> _Supplied information_:

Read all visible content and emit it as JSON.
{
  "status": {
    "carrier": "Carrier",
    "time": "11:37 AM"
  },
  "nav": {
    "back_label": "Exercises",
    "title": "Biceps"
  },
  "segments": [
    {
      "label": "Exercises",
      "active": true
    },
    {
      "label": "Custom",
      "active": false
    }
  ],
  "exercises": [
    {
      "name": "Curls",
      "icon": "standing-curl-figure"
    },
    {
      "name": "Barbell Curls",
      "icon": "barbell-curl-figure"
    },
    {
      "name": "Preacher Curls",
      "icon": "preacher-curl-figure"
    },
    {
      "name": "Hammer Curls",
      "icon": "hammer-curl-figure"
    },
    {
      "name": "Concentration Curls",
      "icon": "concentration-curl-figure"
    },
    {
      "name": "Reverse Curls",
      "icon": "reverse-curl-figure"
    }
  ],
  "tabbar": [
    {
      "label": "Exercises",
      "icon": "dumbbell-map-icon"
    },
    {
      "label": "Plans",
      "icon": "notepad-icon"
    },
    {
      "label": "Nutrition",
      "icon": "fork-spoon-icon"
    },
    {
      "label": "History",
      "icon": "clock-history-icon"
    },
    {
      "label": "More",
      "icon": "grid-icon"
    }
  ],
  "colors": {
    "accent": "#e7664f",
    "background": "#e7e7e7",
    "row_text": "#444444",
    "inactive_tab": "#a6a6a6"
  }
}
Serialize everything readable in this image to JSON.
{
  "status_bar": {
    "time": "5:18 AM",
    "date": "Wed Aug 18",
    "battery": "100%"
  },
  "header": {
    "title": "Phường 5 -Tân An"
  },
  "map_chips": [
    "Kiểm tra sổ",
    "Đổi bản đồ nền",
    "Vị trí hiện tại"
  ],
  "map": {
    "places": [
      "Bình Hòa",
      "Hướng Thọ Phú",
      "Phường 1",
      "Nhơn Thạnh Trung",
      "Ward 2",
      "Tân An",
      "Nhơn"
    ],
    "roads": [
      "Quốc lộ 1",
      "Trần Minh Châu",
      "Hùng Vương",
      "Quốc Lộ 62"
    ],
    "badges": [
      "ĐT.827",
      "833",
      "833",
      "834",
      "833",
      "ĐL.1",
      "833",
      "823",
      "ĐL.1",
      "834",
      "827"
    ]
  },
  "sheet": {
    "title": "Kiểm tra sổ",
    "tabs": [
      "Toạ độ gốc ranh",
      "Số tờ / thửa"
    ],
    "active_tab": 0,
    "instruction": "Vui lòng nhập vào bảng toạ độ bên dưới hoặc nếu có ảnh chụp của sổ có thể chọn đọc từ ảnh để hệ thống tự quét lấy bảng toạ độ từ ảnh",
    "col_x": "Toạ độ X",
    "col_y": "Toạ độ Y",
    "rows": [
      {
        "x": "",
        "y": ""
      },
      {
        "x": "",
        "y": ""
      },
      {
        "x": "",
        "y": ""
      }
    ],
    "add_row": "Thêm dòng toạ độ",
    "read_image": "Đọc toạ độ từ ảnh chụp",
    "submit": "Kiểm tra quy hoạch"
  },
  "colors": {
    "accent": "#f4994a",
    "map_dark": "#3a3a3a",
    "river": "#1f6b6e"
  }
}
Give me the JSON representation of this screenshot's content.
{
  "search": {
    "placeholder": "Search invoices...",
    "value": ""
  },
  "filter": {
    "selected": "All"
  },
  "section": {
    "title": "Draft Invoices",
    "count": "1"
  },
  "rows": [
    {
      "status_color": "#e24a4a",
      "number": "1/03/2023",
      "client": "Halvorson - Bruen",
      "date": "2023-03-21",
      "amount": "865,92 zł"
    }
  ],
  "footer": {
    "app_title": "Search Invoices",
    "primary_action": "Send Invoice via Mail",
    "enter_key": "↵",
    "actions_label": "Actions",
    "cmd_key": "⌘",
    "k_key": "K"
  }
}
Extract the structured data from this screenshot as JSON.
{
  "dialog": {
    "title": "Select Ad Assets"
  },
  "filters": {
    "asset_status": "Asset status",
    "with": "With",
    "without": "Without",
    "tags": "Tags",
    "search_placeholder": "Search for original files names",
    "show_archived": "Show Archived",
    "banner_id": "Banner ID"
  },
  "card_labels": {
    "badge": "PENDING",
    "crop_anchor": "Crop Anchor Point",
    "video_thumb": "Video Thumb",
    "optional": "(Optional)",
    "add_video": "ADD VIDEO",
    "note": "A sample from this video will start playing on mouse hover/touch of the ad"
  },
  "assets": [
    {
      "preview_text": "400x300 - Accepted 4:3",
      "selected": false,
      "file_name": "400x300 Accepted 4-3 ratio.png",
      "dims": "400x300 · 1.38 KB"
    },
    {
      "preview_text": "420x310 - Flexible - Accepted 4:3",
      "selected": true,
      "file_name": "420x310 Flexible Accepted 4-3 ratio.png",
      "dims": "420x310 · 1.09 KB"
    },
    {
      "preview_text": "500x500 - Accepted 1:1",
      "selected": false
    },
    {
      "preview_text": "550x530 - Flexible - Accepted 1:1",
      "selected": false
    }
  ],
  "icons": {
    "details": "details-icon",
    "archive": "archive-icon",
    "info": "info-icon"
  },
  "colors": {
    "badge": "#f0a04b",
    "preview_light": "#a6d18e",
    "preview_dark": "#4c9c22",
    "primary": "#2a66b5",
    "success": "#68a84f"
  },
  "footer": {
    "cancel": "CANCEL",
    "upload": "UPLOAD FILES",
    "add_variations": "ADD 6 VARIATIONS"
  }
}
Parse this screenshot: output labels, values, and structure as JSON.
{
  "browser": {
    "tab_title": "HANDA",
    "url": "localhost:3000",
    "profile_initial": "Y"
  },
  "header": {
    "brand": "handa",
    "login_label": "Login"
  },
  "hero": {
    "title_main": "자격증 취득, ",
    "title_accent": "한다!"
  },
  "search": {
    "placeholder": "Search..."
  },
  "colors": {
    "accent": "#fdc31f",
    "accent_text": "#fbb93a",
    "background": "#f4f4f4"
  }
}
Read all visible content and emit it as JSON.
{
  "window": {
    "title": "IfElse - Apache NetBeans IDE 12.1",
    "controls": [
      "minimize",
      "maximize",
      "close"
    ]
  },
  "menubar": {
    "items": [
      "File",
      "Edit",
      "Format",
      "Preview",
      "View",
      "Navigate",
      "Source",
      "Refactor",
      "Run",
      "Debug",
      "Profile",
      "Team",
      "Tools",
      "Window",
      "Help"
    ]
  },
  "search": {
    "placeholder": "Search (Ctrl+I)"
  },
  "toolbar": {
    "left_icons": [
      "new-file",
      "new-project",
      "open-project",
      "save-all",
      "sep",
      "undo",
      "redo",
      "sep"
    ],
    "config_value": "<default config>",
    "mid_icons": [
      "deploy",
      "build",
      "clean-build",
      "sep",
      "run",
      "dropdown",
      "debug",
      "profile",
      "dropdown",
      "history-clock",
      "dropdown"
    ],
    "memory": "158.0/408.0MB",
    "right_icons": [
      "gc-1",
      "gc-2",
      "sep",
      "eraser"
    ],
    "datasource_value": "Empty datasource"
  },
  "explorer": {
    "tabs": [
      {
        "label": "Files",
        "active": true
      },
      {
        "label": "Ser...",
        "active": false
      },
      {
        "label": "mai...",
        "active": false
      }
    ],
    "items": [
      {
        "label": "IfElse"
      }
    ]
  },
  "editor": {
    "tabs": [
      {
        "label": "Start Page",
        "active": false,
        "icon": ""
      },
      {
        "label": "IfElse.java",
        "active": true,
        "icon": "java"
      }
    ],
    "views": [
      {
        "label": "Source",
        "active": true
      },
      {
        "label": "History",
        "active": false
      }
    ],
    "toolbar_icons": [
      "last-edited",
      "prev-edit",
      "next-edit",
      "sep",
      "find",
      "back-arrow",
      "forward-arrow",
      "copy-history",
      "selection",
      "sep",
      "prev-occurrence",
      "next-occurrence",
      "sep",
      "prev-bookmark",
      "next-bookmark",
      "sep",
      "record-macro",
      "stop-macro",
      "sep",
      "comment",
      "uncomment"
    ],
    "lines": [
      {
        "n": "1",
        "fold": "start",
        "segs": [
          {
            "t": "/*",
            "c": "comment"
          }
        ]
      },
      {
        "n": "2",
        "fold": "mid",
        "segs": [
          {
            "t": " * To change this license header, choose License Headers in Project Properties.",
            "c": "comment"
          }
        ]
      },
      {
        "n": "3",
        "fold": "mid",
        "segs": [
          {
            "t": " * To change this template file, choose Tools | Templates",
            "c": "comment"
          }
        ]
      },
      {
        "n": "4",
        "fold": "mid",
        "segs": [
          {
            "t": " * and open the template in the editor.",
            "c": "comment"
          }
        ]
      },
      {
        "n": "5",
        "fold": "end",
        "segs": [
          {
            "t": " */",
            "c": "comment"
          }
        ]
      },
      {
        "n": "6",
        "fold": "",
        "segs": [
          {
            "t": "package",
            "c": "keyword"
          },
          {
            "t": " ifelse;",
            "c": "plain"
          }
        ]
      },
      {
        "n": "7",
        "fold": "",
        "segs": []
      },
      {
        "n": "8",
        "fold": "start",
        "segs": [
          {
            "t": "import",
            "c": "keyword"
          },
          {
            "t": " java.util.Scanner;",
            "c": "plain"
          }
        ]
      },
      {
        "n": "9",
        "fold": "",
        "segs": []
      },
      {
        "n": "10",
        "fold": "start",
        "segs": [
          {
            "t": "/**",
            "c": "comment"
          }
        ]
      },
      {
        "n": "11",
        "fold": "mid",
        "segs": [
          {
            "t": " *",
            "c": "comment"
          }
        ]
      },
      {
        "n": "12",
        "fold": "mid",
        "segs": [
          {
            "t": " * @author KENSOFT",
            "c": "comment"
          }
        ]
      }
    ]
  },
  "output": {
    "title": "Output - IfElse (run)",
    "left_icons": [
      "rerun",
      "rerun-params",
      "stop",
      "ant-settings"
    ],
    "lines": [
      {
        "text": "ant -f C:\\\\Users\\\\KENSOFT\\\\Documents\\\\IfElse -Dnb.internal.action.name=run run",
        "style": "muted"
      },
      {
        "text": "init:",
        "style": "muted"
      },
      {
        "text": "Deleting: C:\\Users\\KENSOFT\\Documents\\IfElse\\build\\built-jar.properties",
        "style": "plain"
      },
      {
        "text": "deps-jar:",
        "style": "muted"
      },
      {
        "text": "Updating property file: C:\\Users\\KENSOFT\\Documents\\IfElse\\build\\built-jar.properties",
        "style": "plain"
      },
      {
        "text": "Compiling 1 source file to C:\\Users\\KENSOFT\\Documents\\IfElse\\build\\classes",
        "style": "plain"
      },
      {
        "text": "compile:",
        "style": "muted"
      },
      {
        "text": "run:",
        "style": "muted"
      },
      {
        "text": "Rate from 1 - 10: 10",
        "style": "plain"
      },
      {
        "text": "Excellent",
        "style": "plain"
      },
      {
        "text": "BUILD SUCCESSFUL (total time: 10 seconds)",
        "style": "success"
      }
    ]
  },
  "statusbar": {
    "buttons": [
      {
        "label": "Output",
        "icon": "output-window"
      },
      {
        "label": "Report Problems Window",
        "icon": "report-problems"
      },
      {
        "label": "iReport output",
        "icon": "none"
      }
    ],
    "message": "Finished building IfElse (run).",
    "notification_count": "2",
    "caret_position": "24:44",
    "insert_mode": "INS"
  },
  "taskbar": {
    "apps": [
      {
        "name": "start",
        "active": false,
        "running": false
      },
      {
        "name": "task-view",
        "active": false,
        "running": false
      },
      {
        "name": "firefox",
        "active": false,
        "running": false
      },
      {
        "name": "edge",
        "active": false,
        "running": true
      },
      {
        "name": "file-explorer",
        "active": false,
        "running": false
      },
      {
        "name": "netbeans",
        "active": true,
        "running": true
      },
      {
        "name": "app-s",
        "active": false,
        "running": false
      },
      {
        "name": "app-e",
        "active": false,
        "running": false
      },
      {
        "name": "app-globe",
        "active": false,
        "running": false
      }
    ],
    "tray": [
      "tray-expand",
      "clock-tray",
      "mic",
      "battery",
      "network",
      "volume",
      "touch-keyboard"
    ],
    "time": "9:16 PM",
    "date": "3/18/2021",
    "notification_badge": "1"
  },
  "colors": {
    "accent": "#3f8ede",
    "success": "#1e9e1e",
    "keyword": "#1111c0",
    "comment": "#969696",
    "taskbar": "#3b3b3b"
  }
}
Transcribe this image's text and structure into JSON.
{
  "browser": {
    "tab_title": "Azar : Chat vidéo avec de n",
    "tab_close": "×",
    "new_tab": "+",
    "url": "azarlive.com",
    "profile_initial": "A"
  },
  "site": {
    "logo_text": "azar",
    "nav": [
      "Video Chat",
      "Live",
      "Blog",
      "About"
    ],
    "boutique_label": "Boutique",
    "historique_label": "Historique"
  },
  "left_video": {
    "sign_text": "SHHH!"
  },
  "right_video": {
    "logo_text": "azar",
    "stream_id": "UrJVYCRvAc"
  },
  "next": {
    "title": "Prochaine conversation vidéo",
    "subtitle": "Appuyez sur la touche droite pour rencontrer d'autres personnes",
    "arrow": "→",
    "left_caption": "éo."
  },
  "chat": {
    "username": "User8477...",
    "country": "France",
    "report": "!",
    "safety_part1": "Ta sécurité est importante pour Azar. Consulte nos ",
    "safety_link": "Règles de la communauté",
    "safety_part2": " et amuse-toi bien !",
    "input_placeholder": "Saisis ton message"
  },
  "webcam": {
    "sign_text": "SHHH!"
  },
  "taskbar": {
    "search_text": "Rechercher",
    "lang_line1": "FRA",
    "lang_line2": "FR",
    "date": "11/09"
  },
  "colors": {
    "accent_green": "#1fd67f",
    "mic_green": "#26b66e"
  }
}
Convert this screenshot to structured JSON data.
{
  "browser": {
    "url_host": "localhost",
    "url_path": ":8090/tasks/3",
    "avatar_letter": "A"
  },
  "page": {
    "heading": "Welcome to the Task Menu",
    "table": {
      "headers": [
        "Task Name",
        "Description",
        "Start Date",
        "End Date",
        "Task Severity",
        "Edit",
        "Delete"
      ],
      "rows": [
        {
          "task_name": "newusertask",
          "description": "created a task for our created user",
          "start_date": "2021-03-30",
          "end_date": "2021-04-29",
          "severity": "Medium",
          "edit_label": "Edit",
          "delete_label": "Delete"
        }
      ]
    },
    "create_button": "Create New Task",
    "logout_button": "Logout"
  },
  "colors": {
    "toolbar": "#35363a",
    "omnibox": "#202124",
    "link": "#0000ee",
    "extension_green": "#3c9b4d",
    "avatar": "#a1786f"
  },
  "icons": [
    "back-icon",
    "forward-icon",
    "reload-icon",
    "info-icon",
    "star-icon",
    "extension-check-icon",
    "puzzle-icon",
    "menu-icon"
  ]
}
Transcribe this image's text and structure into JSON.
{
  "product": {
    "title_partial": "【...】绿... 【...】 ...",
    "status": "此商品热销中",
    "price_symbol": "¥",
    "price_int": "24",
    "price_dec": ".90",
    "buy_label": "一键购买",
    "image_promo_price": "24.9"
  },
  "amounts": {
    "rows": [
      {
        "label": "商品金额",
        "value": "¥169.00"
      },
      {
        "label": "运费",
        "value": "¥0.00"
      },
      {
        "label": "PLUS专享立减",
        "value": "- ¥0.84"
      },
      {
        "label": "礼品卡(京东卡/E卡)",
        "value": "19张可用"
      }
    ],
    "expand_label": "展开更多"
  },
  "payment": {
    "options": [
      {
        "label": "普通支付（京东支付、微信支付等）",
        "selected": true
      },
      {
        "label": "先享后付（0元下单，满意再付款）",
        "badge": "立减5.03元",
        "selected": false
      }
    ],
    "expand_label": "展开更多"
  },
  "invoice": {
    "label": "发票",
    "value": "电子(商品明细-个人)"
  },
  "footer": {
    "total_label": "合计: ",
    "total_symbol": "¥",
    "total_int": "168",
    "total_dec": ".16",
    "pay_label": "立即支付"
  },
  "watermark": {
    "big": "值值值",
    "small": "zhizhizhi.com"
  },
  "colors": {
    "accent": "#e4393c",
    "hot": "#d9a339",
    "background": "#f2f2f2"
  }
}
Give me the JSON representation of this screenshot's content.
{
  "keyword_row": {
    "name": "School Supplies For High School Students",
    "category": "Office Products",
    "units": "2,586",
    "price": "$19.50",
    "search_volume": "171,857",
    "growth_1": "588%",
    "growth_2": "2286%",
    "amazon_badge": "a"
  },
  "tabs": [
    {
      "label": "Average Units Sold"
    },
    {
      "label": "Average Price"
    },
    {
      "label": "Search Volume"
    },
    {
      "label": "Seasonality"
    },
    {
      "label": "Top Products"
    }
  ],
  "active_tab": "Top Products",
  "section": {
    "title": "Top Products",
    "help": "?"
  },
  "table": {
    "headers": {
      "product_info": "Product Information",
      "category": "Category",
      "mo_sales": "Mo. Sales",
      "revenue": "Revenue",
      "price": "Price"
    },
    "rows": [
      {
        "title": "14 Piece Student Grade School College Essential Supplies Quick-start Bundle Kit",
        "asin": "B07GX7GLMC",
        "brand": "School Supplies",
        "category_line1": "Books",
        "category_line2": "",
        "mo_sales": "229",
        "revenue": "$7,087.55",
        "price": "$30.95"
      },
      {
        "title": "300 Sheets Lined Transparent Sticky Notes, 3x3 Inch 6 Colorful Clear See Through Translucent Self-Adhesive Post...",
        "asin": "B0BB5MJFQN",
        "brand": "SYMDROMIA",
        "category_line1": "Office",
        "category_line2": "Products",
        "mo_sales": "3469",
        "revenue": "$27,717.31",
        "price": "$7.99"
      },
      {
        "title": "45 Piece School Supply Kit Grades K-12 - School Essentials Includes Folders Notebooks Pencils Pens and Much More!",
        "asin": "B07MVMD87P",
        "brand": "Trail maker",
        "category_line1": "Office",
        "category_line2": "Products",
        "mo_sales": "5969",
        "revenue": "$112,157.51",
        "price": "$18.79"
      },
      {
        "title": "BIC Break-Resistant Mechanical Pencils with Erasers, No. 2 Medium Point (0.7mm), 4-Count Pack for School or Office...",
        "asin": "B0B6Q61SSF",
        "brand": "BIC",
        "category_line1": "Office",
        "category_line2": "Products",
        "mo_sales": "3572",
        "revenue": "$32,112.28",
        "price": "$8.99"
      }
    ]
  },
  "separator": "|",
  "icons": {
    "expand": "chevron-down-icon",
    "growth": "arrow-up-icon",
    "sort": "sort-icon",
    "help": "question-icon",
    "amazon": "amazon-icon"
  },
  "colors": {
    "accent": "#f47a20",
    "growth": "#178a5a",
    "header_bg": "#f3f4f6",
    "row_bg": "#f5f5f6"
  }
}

> _Written request_: Review the material and copy each line in which the word "KENSOFT" appears.

> _Result below_:
            "t": " * @author KENSOFT",
        "text": "ant -f C:\\\\Users\\\\KENSOFT\\\\Documents\\\\IfElse -Dnb.internal.action.name=run run",
        "text": "Deleting: C:\\Users\\KENSOFT\\Documents\\IfElse\\build\\built-jar.properties",
        "text": "Updating property file: C:\\Users\\KENSOFT\\Documents\\IfElse\\build\\built-jar.properties",
        "text": "Compiling 1 source file to C:\\Users\\KENSOFT\\Documents\\IfElse\\build\\classes",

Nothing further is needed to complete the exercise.